Jouw opdracht:
Schrijf uit het artikel over de rechtszaken het stuk van "Om half acht" tot en met "van de auto." letterlijk over.

Om half acht ‘s ochtends wordt een man in zijn woonplaats Alkmaar aangetroffen in een Volkswagen die eerder die nacht in de gemeente Voorst (bij Deventer) was gestolen. Volgens de man had hij de auto in Voorst geleend van iemand van wie hij de naam niet wou zeggen. Daarna was hij ermee naar Alkmaar gereden om in Amsterdam bij de politie aangifte van iets te kunnen doen. De rechtbank Gelderland vond deze redenering ‘onnavolgbaar’ en veroordeelde de man voor diefstal van de auto.

De politie van Amsterdam gaat naar een hotel omdat daar verdachte activiteiten zouden plaatsvinden. In een vergaderruimte van het hotel worden aangetroffen: de verdachte met een grote hoeveelheid valse E 500-biljetten, een geldtelmachine, een grote kast die niet tot de inventaris van het hotel hoort en het broertje van verdachte in zijn ondergoed. Uit het opsporingsonderzoek rijst het vermoeden dat de hotelkamer gebruikt is voor een wisseltruc waarbij het broertje zich in de kast had verstopt om echt geld door valse biljetten te vervangen. De voor het voorhanden hebben van vals geld vervolgde verdachte kwam op de zitting met een alternatief scenario dat de rechtbank ‘in hoge mate onwaarschijnlijk vond’. Zo zou het jongetje in zijn ondergoed hebben gestaan, omdat hij na een lange autorit had willen douchen. De rechtbank kon dat moeilijk geloven, gelet op het feit dat zijn bovenkleren waren opgeborgen in een koffer die in het drankenkabinet van de vergaderruimte was geplaatst.

Opgeslagen regels:
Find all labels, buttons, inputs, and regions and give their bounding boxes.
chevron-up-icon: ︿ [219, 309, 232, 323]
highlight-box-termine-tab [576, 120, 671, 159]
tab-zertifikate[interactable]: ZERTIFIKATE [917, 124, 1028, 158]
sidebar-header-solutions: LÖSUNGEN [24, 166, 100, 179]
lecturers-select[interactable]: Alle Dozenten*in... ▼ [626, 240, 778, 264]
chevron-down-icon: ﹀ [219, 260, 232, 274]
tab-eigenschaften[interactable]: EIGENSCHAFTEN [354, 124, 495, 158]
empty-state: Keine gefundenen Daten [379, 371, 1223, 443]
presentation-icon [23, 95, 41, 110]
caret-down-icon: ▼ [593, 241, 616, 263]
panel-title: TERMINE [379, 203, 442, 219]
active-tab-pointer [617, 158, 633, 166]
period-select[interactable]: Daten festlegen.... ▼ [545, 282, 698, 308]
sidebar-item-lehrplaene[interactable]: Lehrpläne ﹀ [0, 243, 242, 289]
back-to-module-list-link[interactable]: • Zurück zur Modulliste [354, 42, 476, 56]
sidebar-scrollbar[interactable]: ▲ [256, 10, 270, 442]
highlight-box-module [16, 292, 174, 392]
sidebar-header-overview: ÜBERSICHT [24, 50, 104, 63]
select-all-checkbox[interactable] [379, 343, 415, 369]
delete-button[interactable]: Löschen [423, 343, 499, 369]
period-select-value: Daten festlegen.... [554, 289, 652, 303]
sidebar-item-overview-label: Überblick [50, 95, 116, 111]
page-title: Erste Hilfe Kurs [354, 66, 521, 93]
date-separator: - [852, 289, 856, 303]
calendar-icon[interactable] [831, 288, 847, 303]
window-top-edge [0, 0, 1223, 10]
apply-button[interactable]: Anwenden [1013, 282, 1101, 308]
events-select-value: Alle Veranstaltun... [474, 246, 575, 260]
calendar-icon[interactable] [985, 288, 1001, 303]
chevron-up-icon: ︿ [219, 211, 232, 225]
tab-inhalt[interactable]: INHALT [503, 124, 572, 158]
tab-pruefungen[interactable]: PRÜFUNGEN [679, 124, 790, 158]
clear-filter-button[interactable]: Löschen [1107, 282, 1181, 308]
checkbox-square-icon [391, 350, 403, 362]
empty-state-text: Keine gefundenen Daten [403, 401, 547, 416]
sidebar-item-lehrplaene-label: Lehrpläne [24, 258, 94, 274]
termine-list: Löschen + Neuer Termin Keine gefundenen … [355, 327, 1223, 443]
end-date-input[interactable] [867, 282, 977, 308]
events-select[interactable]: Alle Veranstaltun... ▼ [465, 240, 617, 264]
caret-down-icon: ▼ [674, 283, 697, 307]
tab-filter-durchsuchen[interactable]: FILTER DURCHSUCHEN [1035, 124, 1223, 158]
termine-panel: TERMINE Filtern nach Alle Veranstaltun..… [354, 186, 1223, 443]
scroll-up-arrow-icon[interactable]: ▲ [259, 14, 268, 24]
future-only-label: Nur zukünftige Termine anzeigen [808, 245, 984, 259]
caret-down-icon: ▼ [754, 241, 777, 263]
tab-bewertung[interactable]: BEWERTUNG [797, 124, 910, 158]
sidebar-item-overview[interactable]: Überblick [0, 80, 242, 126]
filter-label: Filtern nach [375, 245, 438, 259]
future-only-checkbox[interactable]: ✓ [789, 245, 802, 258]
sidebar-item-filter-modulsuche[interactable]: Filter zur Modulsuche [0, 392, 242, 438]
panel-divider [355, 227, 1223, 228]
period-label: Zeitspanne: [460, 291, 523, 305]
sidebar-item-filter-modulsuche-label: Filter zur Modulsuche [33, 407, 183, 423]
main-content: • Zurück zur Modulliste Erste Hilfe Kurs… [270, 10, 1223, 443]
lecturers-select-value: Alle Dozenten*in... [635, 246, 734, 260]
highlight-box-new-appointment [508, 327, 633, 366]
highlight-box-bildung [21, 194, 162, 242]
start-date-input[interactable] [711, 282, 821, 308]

Resultaat:
Om half acht ‘s ochtends wordt een man in zijn woonplaats Alkmaar aangetroffen in een Volkswagen die eerder die nacht in de gemeente Voorst (bij Deventer) was gestolen. Volgens de man had hij de auto in Voorst geleend van iemand van wie hij de naam niet wou zeggen. Daarna was hij ermee naar Alkmaar gereden om in Amsterdam bij de politie aangifte van iets te kunnen doen. De rechtbank Gelderland vond deze redenering ‘onnavolgbaar’ en veroordeelde de man voor diefstal van de auto.